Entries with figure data
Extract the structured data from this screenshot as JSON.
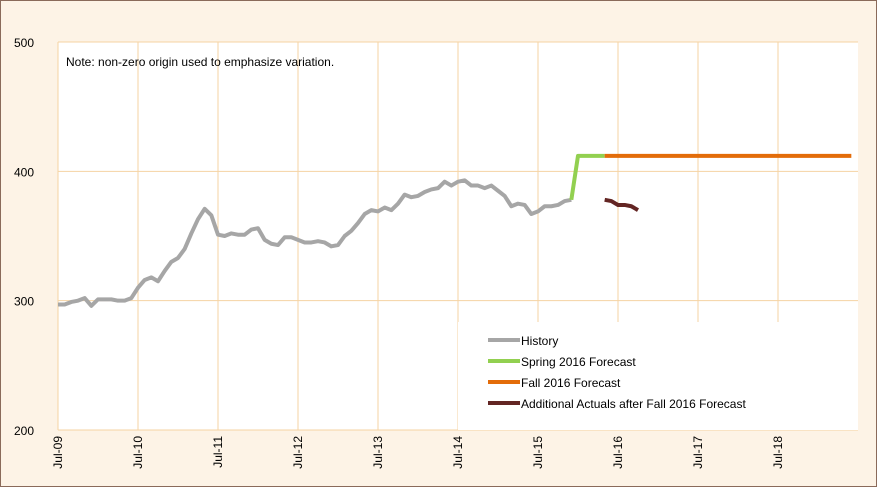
{
  "chart_data": {
    "type": "line",
    "annotations": [
      "Note: non-zero origin used to emphasize variation."
    ],
    "x": [
      "Jul-09",
      "Aug-09",
      "Sep-09",
      "Oct-09",
      "Nov-09",
      "Dec-09",
      "Jan-10",
      "Feb-10",
      "Mar-10",
      "Apr-10",
      "May-10",
      "Jun-10",
      "Jul-10",
      "Aug-10",
      "Sep-10",
      "Oct-10",
      "Nov-10",
      "Dec-10",
      "Jan-11",
      "Feb-11",
      "Mar-11",
      "Apr-11",
      "May-11",
      "Jun-11",
      "Jul-11",
      "Aug-11",
      "Sep-11",
      "Oct-11",
      "Nov-11",
      "Dec-11",
      "Jan-12",
      "Feb-12",
      "Mar-12",
      "Apr-12",
      "May-12",
      "Jun-12",
      "Jul-12",
      "Aug-12",
      "Sep-12",
      "Oct-12",
      "Nov-12",
      "Dec-12",
      "Jan-13",
      "Feb-13",
      "Mar-13",
      "Apr-13",
      "May-13",
      "Jun-13",
      "Jul-13",
      "Aug-13",
      "Sep-13",
      "Oct-13",
      "Nov-13",
      "Dec-13",
      "Jan-14",
      "Feb-14",
      "Mar-14",
      "Apr-14",
      "May-14",
      "Jun-14",
      "Jul-14",
      "Aug-14",
      "Sep-14",
      "Oct-14",
      "Nov-14",
      "Dec-14",
      "Jan-15",
      "Feb-15",
      "Mar-15",
      "Apr-15",
      "May-15",
      "Jun-15",
      "Jul-15",
      "Aug-15",
      "Sep-15",
      "Oct-15",
      "Nov-15",
      "Dec-15",
      "Jan-16",
      "Feb-16",
      "Mar-16",
      "Apr-16",
      "May-16",
      "Jun-16",
      "Jul-16",
      "Aug-16",
      "Sep-16",
      "Oct-16",
      "Nov-16",
      "Dec-16",
      "Jan-17",
      "Feb-17",
      "Mar-17",
      "Apr-17",
      "May-17",
      "Jun-17",
      "Jul-17",
      "Aug-17",
      "Sep-17",
      "Oct-17",
      "Nov-17",
      "Dec-17",
      "Jan-18",
      "Feb-18",
      "Mar-18",
      "Apr-18",
      "May-18",
      "Jun-18",
      "Jul-18",
      "Aug-18",
      "Sep-18",
      "Oct-18",
      "Nov-18",
      "Dec-18",
      "Jan-19",
      "Feb-19",
      "Mar-19",
      "Apr-19",
      "May-19",
      "Jun-19"
    ],
    "series": [
      {
        "name": "History",
        "color": "#a6a6a6",
        "values": [
          297,
          297,
          299,
          300,
          302,
          296,
          301,
          301,
          301,
          300,
          300,
          302,
          310,
          316,
          318,
          315,
          323,
          330,
          333,
          340,
          352,
          363,
          371,
          366,
          351,
          350,
          352,
          351,
          351,
          355,
          356,
          347,
          344,
          343,
          349,
          349,
          347,
          345,
          345,
          346,
          345,
          342,
          343,
          350,
          354,
          360,
          367,
          370,
          369,
          372,
          370,
          375,
          382,
          380,
          381,
          384,
          386,
          387,
          392,
          389,
          392,
          393,
          389,
          389,
          387,
          389,
          385,
          381,
          373,
          375,
          374,
          367,
          369,
          373,
          373,
          374,
          377,
          378,
          null,
          null,
          null,
          null,
          null,
          null,
          null,
          null,
          null,
          null,
          null,
          null,
          null,
          null,
          null,
          null,
          null,
          null,
          null,
          null,
          null,
          null,
          null,
          null,
          null,
          null,
          null,
          null,
          null,
          null,
          null,
          null,
          null,
          null,
          null,
          null,
          null,
          null,
          null,
          null,
          null,
          null
        ]
      },
      {
        "name": "Spring 2016 Forecast",
        "color": "#92d050",
        "values": [
          null,
          null,
          null,
          null,
          null,
          null,
          null,
          null,
          null,
          null,
          null,
          null,
          null,
          null,
          null,
          null,
          null,
          null,
          null,
          null,
          null,
          null,
          null,
          null,
          null,
          null,
          null,
          null,
          null,
          null,
          null,
          null,
          null,
          null,
          null,
          null,
          null,
          null,
          null,
          null,
          null,
          null,
          null,
          null,
          null,
          null,
          null,
          null,
          null,
          null,
          null,
          null,
          null,
          null,
          null,
          null,
          null,
          null,
          null,
          null,
          null,
          null,
          null,
          null,
          null,
          null,
          null,
          null,
          null,
          null,
          null,
          null,
          null,
          null,
          null,
          null,
          null,
          378,
          412,
          412,
          412,
          412,
          412,
          null,
          null,
          null,
          null,
          null,
          null,
          null,
          null,
          null,
          null,
          null,
          null,
          null,
          null,
          null,
          null,
          null,
          null,
          null,
          null,
          null,
          null,
          null,
          null,
          null,
          null,
          null,
          null,
          null,
          null,
          null,
          null,
          null,
          null,
          null,
          null,
          null
        ]
      },
      {
        "name": "Fall 2016 Forecast",
        "color": "#e36c09",
        "values": [
          null,
          null,
          null,
          null,
          null,
          null,
          null,
          null,
          null,
          null,
          null,
          null,
          null,
          null,
          null,
          null,
          null,
          null,
          null,
          null,
          null,
          null,
          null,
          null,
          null,
          null,
          null,
          null,
          null,
          null,
          null,
          null,
          null,
          null,
          null,
          null,
          null,
          null,
          null,
          null,
          null,
          null,
          null,
          null,
          null,
          null,
          null,
          null,
          null,
          null,
          null,
          null,
          null,
          null,
          null,
          null,
          null,
          null,
          null,
          null,
          null,
          null,
          null,
          null,
          null,
          null,
          null,
          null,
          null,
          null,
          null,
          null,
          null,
          null,
          null,
          null,
          null,
          null,
          null,
          null,
          null,
          null,
          412,
          412,
          412,
          412,
          412,
          412,
          412,
          412,
          412,
          412,
          412,
          412,
          412,
          412,
          412,
          412,
          412,
          412,
          412,
          412,
          412,
          412,
          412,
          412,
          412,
          412,
          412,
          412,
          412,
          412,
          412,
          412,
          412,
          412,
          412,
          412,
          412,
          412
        ]
      },
      {
        "name": "Additional Actuals after Fall 2016 Forecast",
        "color": "#632523",
        "values": [
          null,
          null,
          null,
          null,
          null,
          null,
          null,
          null,
          null,
          null,
          null,
          null,
          null,
          null,
          null,
          null,
          null,
          null,
          null,
          null,
          null,
          null,
          null,
          null,
          null,
          null,
          null,
          null,
          null,
          null,
          null,
          null,
          null,
          null,
          null,
          null,
          null,
          null,
          null,
          null,
          null,
          null,
          null,
          null,
          null,
          null,
          null,
          null,
          null,
          null,
          null,
          null,
          null,
          null,
          null,
          null,
          null,
          null,
          null,
          null,
          null,
          null,
          null,
          null,
          null,
          null,
          null,
          null,
          null,
          null,
          null,
          null,
          null,
          null,
          null,
          null,
          null,
          null,
          null,
          null,
          null,
          null,
          378,
          377,
          374,
          374,
          373,
          370,
          null,
          null,
          null,
          null,
          null,
          null,
          null,
          null,
          null,
          null,
          null,
          null,
          null,
          null,
          null,
          null,
          null,
          null,
          null,
          null,
          null,
          null,
          null,
          null,
          null,
          null,
          null,
          null,
          null,
          null,
          null,
          null
        ]
      }
    ],
    "xticks": [
      "Jul-09",
      "Jul-10",
      "Jul-11",
      "Jul-12",
      "Jul-13",
      "Jul-14",
      "Jul-15",
      "Jul-16",
      "Jul-17",
      "Jul-18"
    ],
    "ylim": [
      200,
      500
    ],
    "yticks": [
      200,
      300,
      400,
      500
    ],
    "grid": true,
    "gridcolor": "#f5d3a3",
    "legend": "lower right"
  }
}
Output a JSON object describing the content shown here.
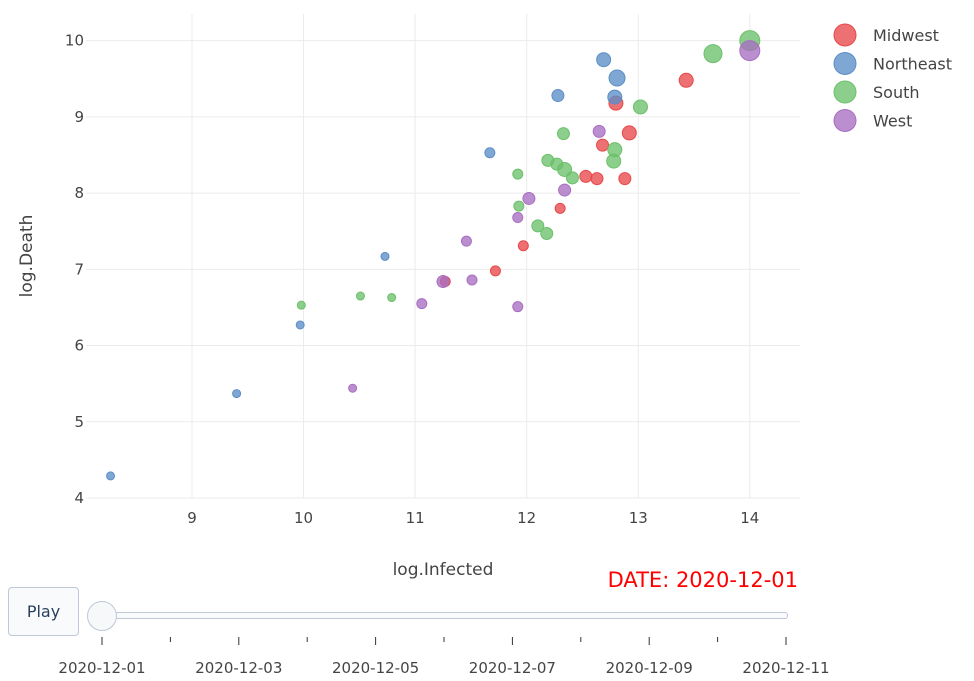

▶ **Directions for this task**:
Locate all lines that include the word "name" and copy them out.

▶ **Exercise output**:
        "name": "History",
        "name": "Spring 2016 Forecast",
        "name": "Fall 2016 Forecast",
        "name": "Additional Actuals after Fall 2016 Forecast",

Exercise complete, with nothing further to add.